[Records from a dataset]
◆ ◆ ◆ ◆

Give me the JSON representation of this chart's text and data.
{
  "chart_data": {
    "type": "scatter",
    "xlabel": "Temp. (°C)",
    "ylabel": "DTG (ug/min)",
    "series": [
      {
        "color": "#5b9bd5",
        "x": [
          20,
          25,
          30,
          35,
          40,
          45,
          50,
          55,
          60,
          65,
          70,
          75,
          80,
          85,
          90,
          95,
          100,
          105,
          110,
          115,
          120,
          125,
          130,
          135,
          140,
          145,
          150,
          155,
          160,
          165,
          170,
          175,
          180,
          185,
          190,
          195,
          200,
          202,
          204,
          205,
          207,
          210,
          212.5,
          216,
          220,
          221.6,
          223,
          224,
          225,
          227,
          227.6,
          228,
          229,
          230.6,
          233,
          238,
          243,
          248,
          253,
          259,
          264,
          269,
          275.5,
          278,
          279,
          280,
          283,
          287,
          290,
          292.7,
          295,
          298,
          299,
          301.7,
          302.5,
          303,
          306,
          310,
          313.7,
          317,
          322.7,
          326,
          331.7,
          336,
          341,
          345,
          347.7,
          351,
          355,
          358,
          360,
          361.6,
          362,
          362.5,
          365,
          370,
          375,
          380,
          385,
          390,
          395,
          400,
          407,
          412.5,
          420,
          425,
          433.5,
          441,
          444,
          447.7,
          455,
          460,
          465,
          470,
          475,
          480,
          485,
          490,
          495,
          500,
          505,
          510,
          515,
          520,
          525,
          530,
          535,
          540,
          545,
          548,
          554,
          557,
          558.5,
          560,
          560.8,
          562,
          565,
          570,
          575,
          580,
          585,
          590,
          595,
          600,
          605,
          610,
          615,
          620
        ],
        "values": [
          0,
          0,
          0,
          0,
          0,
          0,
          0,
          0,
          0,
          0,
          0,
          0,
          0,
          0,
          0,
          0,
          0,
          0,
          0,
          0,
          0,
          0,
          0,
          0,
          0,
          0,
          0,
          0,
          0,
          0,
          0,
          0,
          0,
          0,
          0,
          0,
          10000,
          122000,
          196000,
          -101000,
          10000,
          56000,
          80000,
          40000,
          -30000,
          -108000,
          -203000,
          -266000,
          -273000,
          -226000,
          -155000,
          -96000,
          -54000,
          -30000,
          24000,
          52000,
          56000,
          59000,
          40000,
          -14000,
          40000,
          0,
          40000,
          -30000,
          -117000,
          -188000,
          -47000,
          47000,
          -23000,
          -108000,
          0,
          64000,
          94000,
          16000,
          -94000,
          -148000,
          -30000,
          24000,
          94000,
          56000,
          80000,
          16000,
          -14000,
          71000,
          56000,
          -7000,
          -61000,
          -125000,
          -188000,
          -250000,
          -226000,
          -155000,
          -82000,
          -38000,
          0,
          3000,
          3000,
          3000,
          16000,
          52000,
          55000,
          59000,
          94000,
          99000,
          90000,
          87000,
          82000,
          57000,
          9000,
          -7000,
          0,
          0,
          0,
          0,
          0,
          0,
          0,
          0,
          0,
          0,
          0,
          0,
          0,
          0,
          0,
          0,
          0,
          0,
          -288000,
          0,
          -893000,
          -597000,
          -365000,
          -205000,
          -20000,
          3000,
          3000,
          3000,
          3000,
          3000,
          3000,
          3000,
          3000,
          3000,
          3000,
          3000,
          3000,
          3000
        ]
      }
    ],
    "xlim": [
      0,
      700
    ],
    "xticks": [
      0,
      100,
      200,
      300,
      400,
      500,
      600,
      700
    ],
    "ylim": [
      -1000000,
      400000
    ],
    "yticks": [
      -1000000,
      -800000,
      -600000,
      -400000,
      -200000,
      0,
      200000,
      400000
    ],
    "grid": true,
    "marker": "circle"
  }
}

◆ ◆ ◆ ◆

**REQUIRED TASK:** Repeat the entries exactly, all of them.

**FULL RESPONSE:**
Give me the JSON representation of this chart's text and data.
{
  "chart_data": {
    "type": "scatter",
    "xlabel": "Temp. (°C)",
    "ylabel": "DTG (ug/min)",
    "series": [
      {
        "color": "#5b9bd5",
        "x": [
          20,
          25,
          30,
          35,
          40,
          45,
          50,
          55,
          60,
          65,
          70,
          75,
          80,
          85,
          90,
          95,
          100,
          105,
          110,
          115,
          120,
          125,
          130,
          135,
          140,
          145,
          150,
          155,
          160,
          165,
          170,
          175,
          180,
          185,
          190,
          195,
          200,
          202,
          204,
          205,
          207,
          210,
          212.5,
          216,
          220,
          221.6,
          223,
          224,
          225,
          227,
          227.6,
          228,
          229,
          230.6,
          233,
          238,
          243,
          248,
          253,
          259,
          264,
          269,
          275.5,
          278,
          279,
          280,
          283,
          287,
          290,
          292.7,
          295,
          298,
          299,
          301.7,
          302.5,
          303,
          306,
          310,
          313.7,
          317,
          322.7,
          326,
          331.7,
          336,
          341,
          345,
          347.7,
          351,
          355,
          358,
          360,
          361.6,
          362,
          362.5,
          365,
          370,
          375,
          380,
          385,
          390,
          395,
          400,
          407,
          412.5,
          420,
          425,
          433.5,
          441,
          444,
          447.7,
          455,
          460,
          465,
          470,
          475,
          480,
          485,
          490,
          495,
          500,
          505,
          510,
          515,
          520,
          525,
          530,
          535,
          540,
          545,
          548,
          554,
          557,
          558.5,
          560,
          560.8,
          562,
          565,
          570,
          575,
          580,
          585,
          590,
          595,
          600,
          605,
          610,
          615,
          620
        ],
        "values": [
          0,
          0,
          0,
          0,
          0,
          0,
          0,
          0,
          0,
          0,
          0,
          0,
          0,
          0,
          0,
          0,
          0,
          0,
          0,
          0,
          0,
          0,
          0,
          0,
          0,
          0,
          0,
          0,
          0,
          0,
          0,
          0,
          0,
          0,
          0,
          0,
          10000,
          122000,
          196000,
          -101000,
          10000,
          56000,
          80000,
          40000,
          -30000,
          -108000,
          -203000,
          -266000,
          -273000,
          -226000,
          -155000,
          -96000,
          -54000,
          -30000,
          24000,
          52000,
          56000,
          59000,
          40000,
          -14000,
          40000,
          0,
          40000,
          -30000,
          -117000,
          -188000,
          -47000,
          47000,
          -23000,
          -108000,
          0,
          64000,
          94000,
          16000,
          -94000,
          -148000,
          -30000,
          24000,
          94000,
          56000,
          80000,
          16000,
          -14000,
          71000,
          56000,
          -7000,
          -61000,
          -125000,
          -188000,
          -250000,
          -226000,
          -155000,
          -82000,
          -38000,
          0,
          3000,
          3000,
          3000,
          16000,
          52000,
          55000,
          59000,
          94000,
          99000,
          90000,
          87000,
          82000,
          57000,
          9000,
          -7000,
          0,
          0,
          0,
          0,
          0,
          0,
          0,
          0,
          0,
          0,
          0,
          0,
          0,
          0,
          0,
          0,
          0,
          0,
          -288000,
          0,
          -893000,
          -597000,
          -365000,
          -205000,
          -20000,
          3000,
          3000,
          3000,
          3000,
          3000,
          3000,
          3000,
          3000,
          3000,
          3000,
          3000,
          3000,
          3000
        ]
      }
    ],
    "xlim": [
      0,
      700
    ],
    "xticks": [
      0,
      100,
      200,
      300,
      400,
      500,
      600,
      700
    ],
    "ylim": [
      -1000000,
      400000
    ],
    "yticks": [
      -1000000,
      -800000,
      -600000,
      -400000,
      -200000,
      0,
      200000,
      400000
    ],
    "grid": true,
    "marker": "circle"
  }
}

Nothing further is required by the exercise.